Source data
----------------
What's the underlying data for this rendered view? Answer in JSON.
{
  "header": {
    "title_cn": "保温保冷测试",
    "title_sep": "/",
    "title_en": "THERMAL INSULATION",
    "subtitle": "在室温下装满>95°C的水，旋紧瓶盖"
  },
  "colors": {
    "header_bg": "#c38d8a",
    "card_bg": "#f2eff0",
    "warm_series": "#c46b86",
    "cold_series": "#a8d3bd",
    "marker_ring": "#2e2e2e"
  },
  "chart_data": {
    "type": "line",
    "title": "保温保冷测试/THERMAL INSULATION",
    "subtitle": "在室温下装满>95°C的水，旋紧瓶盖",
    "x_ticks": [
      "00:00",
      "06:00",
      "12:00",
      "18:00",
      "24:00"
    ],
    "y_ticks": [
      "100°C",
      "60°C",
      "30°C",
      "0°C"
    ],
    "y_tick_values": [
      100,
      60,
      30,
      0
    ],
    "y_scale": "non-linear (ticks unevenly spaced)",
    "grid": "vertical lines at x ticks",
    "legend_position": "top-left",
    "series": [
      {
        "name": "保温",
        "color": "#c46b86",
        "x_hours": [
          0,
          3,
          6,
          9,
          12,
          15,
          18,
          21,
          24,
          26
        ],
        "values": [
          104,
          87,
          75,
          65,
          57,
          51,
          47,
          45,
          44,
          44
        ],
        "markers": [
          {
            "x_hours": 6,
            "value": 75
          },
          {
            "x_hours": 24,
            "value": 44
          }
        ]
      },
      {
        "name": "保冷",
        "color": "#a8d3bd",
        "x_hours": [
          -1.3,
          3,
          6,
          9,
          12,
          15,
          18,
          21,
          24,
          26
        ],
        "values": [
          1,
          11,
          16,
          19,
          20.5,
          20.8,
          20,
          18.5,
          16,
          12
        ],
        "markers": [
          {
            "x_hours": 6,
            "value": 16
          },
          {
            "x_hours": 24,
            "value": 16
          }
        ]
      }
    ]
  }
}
----------------
GIVEN INSTRUCTION
Your task is to retype all the records above with nothing left out.

SOLUTION FOR THIS EXERCISE
What's the underlying data for this rendered view? Answer in JSON.
{
  "header": {
    "title_cn": "保温保冷测试",
    "title_sep": "/",
    "title_en": "THERMAL INSULATION",
    "subtitle": "在室温下装满>95°C的水，旋紧瓶盖"
  },
  "colors": {
    "header_bg": "#c38d8a",
    "card_bg": "#f2eff0",
    "warm_series": "#c46b86",
    "cold_series": "#a8d3bd",
    "marker_ring": "#2e2e2e"
  },
  "chart_data": {
    "type": "line",
    "title": "保温保冷测试/THERMAL INSULATION",
    "subtitle": "在室温下装满>95°C的水，旋紧瓶盖",
    "x_ticks": [
      "00:00",
      "06:00",
      "12:00",
      "18:00",
      "24:00"
    ],
    "y_ticks": [
      "100°C",
      "60°C",
      "30°C",
      "0°C"
    ],
    "y_tick_values": [
      100,
      60,
      30,
      0
    ],
    "y_scale": "non-linear (ticks unevenly spaced)",
    "grid": "vertical lines at x ticks",
    "legend_position": "top-left",
    "series": [
      {
        "name": "保温",
        "color": "#c46b86",
        "x_hours": [
          0,
          3,
          6,
          9,
          12,
          15,
          18,
          21,
          24,
          26
        ],
        "values": [
          104,
          87,
          75,
          65,
          57,
          51,
          47,
          45,
          44,
          44
        ],
        "markers": [
          {
            "x_hours": 6,
            "value": 75
          },
          {
            "x_hours": 24,
            "value": 44
          }
        ]
      },
      {
        "name": "保冷",
        "color": "#a8d3bd",
        "x_hours": [
          -1.3,
          3,
          6,
          9,
          12,
          15,
          18,
          21,
          24,
          26
        ],
        "values": [
          1,
          11,
          16,
          19,
          20.5,
          20.8,
          20,
          18.5,
          16,
          12
        ],
        "markers": [
          {
            "x_hours": 6,
            "value": 16
          },
          {
            "x_hours": 24,
            "value": 16
          }
        ]
      }
    ]
  }
}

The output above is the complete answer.